**INSTRUCTIONS TO FOLLOW:** Repeat each entry below exactly, omitting any picture it holds.

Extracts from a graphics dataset
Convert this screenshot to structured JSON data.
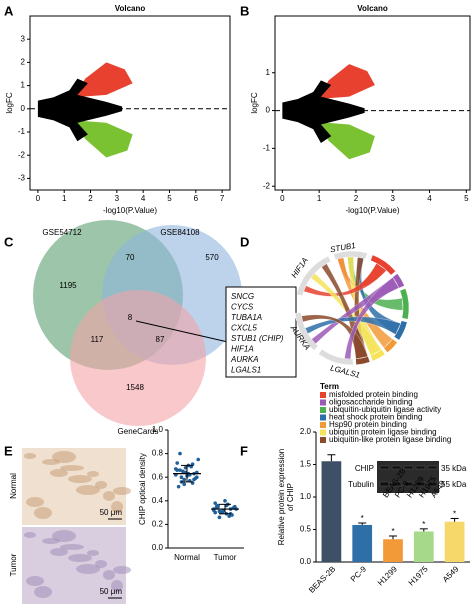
{
  "panels": [
    "A",
    "B",
    "C",
    "D",
    "E",
    "F"
  ],
  "chart_data": [
    {
      "type": "volcano",
      "title": "Volcano",
      "xlabel": "-log10(P.Value)",
      "ylabel": "logFC",
      "xlim": [
        -0.3,
        7.3
      ],
      "ylim": [
        -3.5,
        4
      ],
      "xticks": [
        0,
        1,
        2,
        3,
        4,
        5,
        6,
        7
      ],
      "yticks": [
        -3,
        -2,
        -1,
        0,
        1,
        2,
        3
      ],
      "hline": 0,
      "up_color": "#e8412f",
      "down_color": "#7ac231",
      "base_color": "#000000"
    },
    {
      "type": "volcano",
      "title": "Volcano",
      "xlabel": "-log10(P.Value)",
      "ylabel": "logFC",
      "xlim": [
        -0.2,
        5.1
      ],
      "ylim": [
        -2.1,
        2.5
      ],
      "xticks": [
        0,
        1,
        2,
        3,
        4,
        5
      ],
      "yticks": [
        -2,
        -1,
        0,
        1
      ],
      "hline": 0,
      "up_color": "#e8412f",
      "down_color": "#7ac231",
      "base_color": "#000000"
    },
    {
      "type": "dot",
      "ylabel": "CHIP optical density",
      "categories": [
        "Normal",
        "Tumor"
      ],
      "values": [
        [
          0.62,
          0.66,
          0.58,
          0.7,
          0.55,
          0.64,
          0.72,
          0.6,
          0.68,
          0.57,
          0.63,
          0.75,
          0.52,
          0.65,
          0.61,
          0.69,
          0.59,
          0.67,
          0.8,
          0.54,
          0.63,
          0.71,
          0.6,
          0.66,
          0.56,
          0.64,
          0.62,
          0.58
        ],
        [
          0.33,
          0.35,
          0.3,
          0.36,
          0.29,
          0.34,
          0.38,
          0.31,
          0.32,
          0.37,
          0.28,
          0.33,
          0.35,
          0.3,
          0.4,
          0.27,
          0.34,
          0.32,
          0.36,
          0.31,
          0.29,
          0.33,
          0.35,
          0.3,
          0.26
        ]
      ],
      "means": [
        0.63,
        0.33
      ],
      "sd": [
        0.07,
        0.04
      ],
      "color": "#1f5f9a",
      "ylim": [
        0,
        1.0
      ],
      "yticks": [
        {
          "value": 0,
          "label": "0.0"
        },
        {
          "value": 0.2,
          "label": "0.2"
        },
        {
          "value": 0.4,
          "label": "0.4"
        },
        {
          "value": 0.6,
          "label": "0.6"
        },
        {
          "value": 0.8,
          "label": "0.8"
        },
        {
          "value": 1.0,
          "label": "1.0"
        }
      ]
    },
    {
      "type": "bar",
      "ylabel": [
        "Relative protein expression",
        "of CHIP"
      ],
      "categories": [
        "BEAS-2B",
        "PC-9",
        "H1299",
        "H1975",
        "A549"
      ],
      "values": [
        1.55,
        0.57,
        0.35,
        0.47,
        0.62
      ],
      "errors": [
        0.1,
        0.03,
        0.05,
        0.04,
        0.05
      ],
      "colors": [
        "#3d5066",
        "#2f6fa8",
        "#f29a38",
        "#a7d98b",
        "#f5d76a"
      ],
      "annotations": [
        "*",
        "*",
        "*",
        "*"
      ],
      "ylim": [
        0,
        2.0
      ],
      "yticks": [
        {
          "value": 0,
          "label": "0.0"
        },
        {
          "value": 0.5,
          "label": "0.5"
        },
        {
          "value": 1.0,
          "label": "1.0"
        },
        {
          "value": 1.5,
          "label": "1.5"
        },
        {
          "value": 2.0,
          "label": "2.0"
        }
      ],
      "blot": {
        "bands": [
          "CHIP",
          "Tubulin"
        ],
        "sizes": [
          "35 kDa",
          "55 kDa"
        ],
        "lanes": [
          "BEAS-2B",
          "PC-9",
          "H1299",
          "H1975",
          "A549"
        ]
      }
    }
  ],
  "venn": {
    "sets": [
      "GSE54712",
      "GSE84108",
      "GeneCards"
    ],
    "counts": {
      "a": "1195",
      "ab": "70",
      "b": "570",
      "abc": "8",
      "ac": "117",
      "bc": "87",
      "c": "1548"
    },
    "genes": [
      "SNCG",
      "CYCS",
      "TUBA1A",
      "CXCL5",
      "STUB1 (CHIP)",
      "HIF1A",
      "AURKA",
      "LGALS1"
    ]
  },
  "chord": {
    "genes": [
      "STUB1",
      "HIF1A",
      "AURKA",
      "LGALS1"
    ],
    "legend_title": "Term",
    "terms": [
      {
        "name": "misfolded protein binding",
        "color": "#e8412f"
      },
      {
        "name": "oligosaccharide binding",
        "color": "#9b59b6"
      },
      {
        "name": "ubiquitin-ubiquitin ligase activity",
        "color": "#4caf50"
      },
      {
        "name": "heat shock protein binding",
        "color": "#2f6fa8"
      },
      {
        "name": "Hsp90 protein binding",
        "color": "#f29a38"
      },
      {
        "name": "ubiquitin protein ligase binding",
        "color": "#f5e35a"
      },
      {
        "name": "ubiquitin-like protein ligase binding",
        "color": "#8b4a2b"
      }
    ]
  },
  "images": {
    "labels": [
      "Normal",
      "Tumor"
    ],
    "scale": "50 μm"
  }
}
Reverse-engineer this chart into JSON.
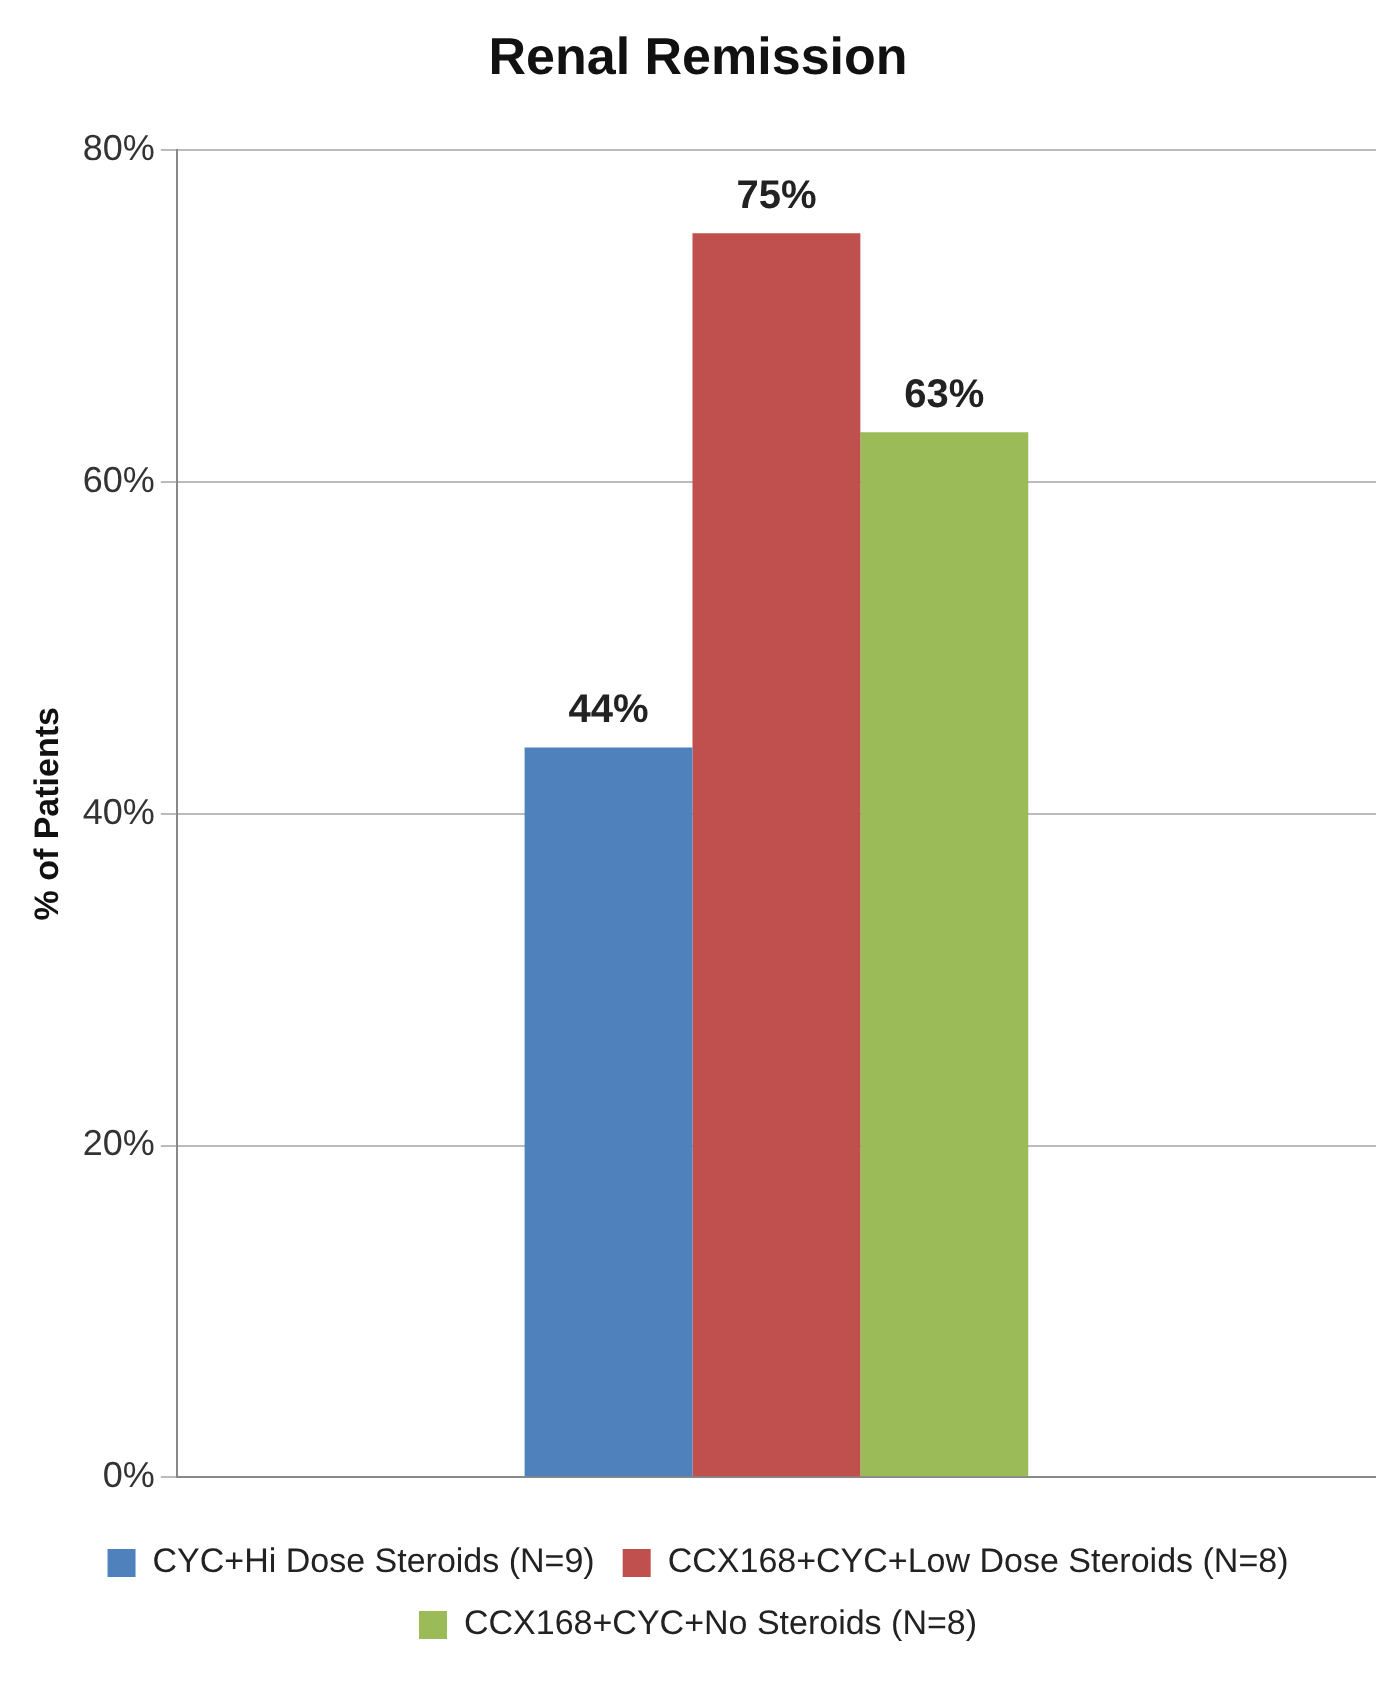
{
  "chart_data": {
    "type": "bar",
    "title": "Renal Remission",
    "ylabel": "% of Patients",
    "categories": [
      null
    ],
    "series": [
      {
        "name": "CYC+Hi Dose Steroids (N=9)",
        "color": "#4f81bd",
        "values": [
          44
        ],
        "value_labels": [
          "44%"
        ]
      },
      {
        "name": "CCX168+CYC+Low Dose Steroids (N=8)",
        "color": "#c0504d",
        "values": [
          75
        ],
        "value_labels": [
          "75%"
        ]
      },
      {
        "name": "CCX168+CYC+No Steroids (N=8)",
        "color": "#9bbb59",
        "values": [
          63
        ],
        "value_labels": [
          "63%"
        ]
      }
    ],
    "ylim": [
      0,
      80
    ],
    "yticks": [
      {
        "value": 0,
        "label": "0%"
      },
      {
        "value": 20,
        "label": "20%"
      },
      {
        "value": 40,
        "label": "40%"
      },
      {
        "value": 60,
        "label": "60%"
      },
      {
        "value": 80,
        "label": "80%"
      }
    ],
    "grid": "y",
    "legend": "bottom"
  }
}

**REPLY:**
Convert this screenshot to structured JSON data.
{
  "panels": [
    "A",
    "B",
    "C",
    "D",
    "E",
    "F"
  ],
  "chart_data": [
    {
      "type": "volcano",
      "title": "Volcano",
      "xlabel": "-log10(P.Value)",
      "ylabel": "logFC",
      "xlim": [
        -0.3,
        7.3
      ],
      "ylim": [
        -3.5,
        4
      ],
      "xticks": [
        0,
        1,
        2,
        3,
        4,
        5,
        6,
        7
      ],
      "yticks": [
        -3,
        -2,
        -1,
        0,
        1,
        2,
        3
      ],
      "hline": 0,
      "up_color": "#e8412f",
      "down_color": "#7ac231",
      "base_color": "#000000"
    },
    {
      "type": "volcano",
      "title": "Volcano",
      "xlabel": "-log10(P.Value)",
      "ylabel": "logFC",
      "xlim": [
        -0.2,
        5.1
      ],
      "ylim": [
        -2.1,
        2.5
      ],
      "xticks": [
        0,
        1,
        2,
        3,
        4,
        5
      ],
      "yticks": [
        -2,
        -1,
        0,
        1
      ],
      "hline": 0,
      "up_color": "#e8412f",
      "down_color": "#7ac231",
      "base_color": "#000000"
    },
    {
      "type": "dot",
      "ylabel": "CHIP optical density",
      "categories": [
        "Normal",
        "Tumor"
      ],
      "values": [
        [
          0.62,
          0.66,
          0.58,
          0.7,
          0.55,
          0.64,
          0.72,
          0.6,
          0.68,
          0.57,
          0.63,
          0.75,
          0.52,
          0.65,
          0.61,
          0.69,
          0.59,
          0.67,
          0.8,
          0.54,
          0.63,
          0.71,
          0.6,
          0.66,
          0.56,
          0.64,
          0.62,
          0.58
        ],
        [
          0.33,
          0.35,
          0.3,
          0.36,
          0.29,
          0.34,
          0.38,
          0.31,
          0.32,
          0.37,
          0.28,
          0.33,
          0.35,
          0.3,
          0.4,
          0.27,
          0.34,
          0.32,
          0.36,
          0.31,
          0.29,
          0.33,
          0.35,
          0.3,
          0.26
        ]
      ],
      "means": [
        0.63,
        0.33
      ],
      "sd": [
        0.07,
        0.04
      ],
      "color": "#1f5f9a",
      "ylim": [
        0,
        1.0
      ],
      "yticks": [
        {
          "value": 0,
          "label": "0.0"
        },
        {
          "value": 0.2,
          "label": "0.2"
        },
        {
          "value": 0.4,
          "label": "0.4"
        },
        {
          "value": 0.6,
          "label": "0.6"
        },
        {
          "value": 0.8,
          "label": "0.8"
        },
        {
          "value": 1.0,
          "label": "1.0"
        }
      ]
    },
    {
      "type": "bar",
      "ylabel": [
        "Relative protein expression",
        "of CHIP"
      ],
      "categories": [
        "BEAS-2B",
        "PC-9",
        "H1299",
        "H1975",
        "A549"
      ],
      "values": [
        1.55,
        0.57,
        0.35,
        0.47,
        0.62
      ],
      "errors": [
        0.1,
        0.03,
        0.05,
        0.04,
        0.05
      ],
      "colors": [
        "#3d5066",
        "#2f6fa8",
        "#f29a38",
        "#a7d98b",
        "#f5d76a"
      ],
      "annotations": [
        "*",
        "*",
        "*",
        "*"
      ],
      "ylim": [
        0,
        2.0
      ],
      "yticks": [
        {
          "value": 0,
          "label": "0.0"
        },
        {
          "value": 0.5,
          "label": "0.5"
        },
        {
          "value": 1.0,
          "label": "1.0"
        },
        {
          "value": 1.5,
          "label": "1.5"
        },
        {
          "value": 2.0,
          "label": "2.0"
        }
      ],
      "blot": {
        "bands": [
          "CHIP",
          "Tubulin"
        ],
        "sizes": [
          "35 kDa",
          "55 kDa"
        ],
        "lanes": [
          "BEAS-2B",
          "PC-9",
          "H1299",
          "H1975",
          "A549"
        ]
      }
    }
  ],
  "venn": {
    "sets": [
      "GSE54712",
      "GSE84108",
      "GeneCards"
    ],
    "counts": {
      "a": "1195",
      "ab": "70",
      "b": "570",
      "abc": "8",
      "ac": "117",
      "bc": "87",
      "c": "1548"
    },
    "genes": [
      "SNCG",
      "CYCS",
      "TUBA1A",
      "CXCL5",
      "STUB1 (CHIP)",
      "HIF1A",
      "AURKA",
      "LGALS1"
    ]
  },
  "chord": {
    "genes": [
      "STUB1",
      "HIF1A",
      "AURKA",
      "LGALS1"
    ],
    "legend_title": "Term",
    "terms": [
      {
        "name": "misfolded protein binding",
        "color": "#e8412f"
      },
      {
        "name": "oligosaccharide binding",
        "color": "#9b59b6"
      },
      {
        "name": "ubiquitin-ubiquitin ligase activity",
        "color": "#4caf50"
      },
      {
        "name": "heat shock protein binding",
        "color": "#2f6fa8"
      },
      {
        "name": "Hsp90 protein binding",
        "color": "#f29a38"
      },
      {
        "name": "ubiquitin protein ligase binding",
        "color": "#f5e35a"
      },
      {
        "name": "ubiquitin-like protein ligase binding",
        "color": "#8b4a2b"
      }
    ]
  },
  "images": {
    "labels": [
      "Normal",
      "Tumor"
    ],
    "scale": "50 μm"
  }
}
Reverse-engineer this chart into JSON.
{
  "chart_data": {
    "type": "bar",
    "title": "Renal Remission",
    "ylabel": "% of Patients",
    "categories": [
      null
    ],
    "series": [
      {
        "name": "CYC+Hi Dose Steroids (N=9)",
        "color": "#4f81bd",
        "values": [
          44
        ],
        "value_labels": [
          "44%"
        ]
      },
      {
        "name": "CCX168+CYC+Low Dose Steroids (N=8)",
        "color": "#c0504d",
        "values": [
          75
        ],
        "value_labels": [
          "75%"
        ]
      },
      {
        "name": "CCX168+CYC+No Steroids (N=8)",
        "color": "#9bbb59",
        "values": [
          63
        ],
        "value_labels": [
          "63%"
        ]
      }
    ],
    "ylim": [
      0,
      80
    ],
    "yticks": [
      {
        "value": 0,
        "label": "0%"
      },
      {
        "value": 20,
        "label": "20%"
      },
      {
        "value": 40,
        "label": "40%"
      },
      {
        "value": 60,
        "label": "60%"
      },
      {
        "value": 80,
        "label": "80%"
      }
    ],
    "grid": "y",
    "legend": "bottom"
  }
}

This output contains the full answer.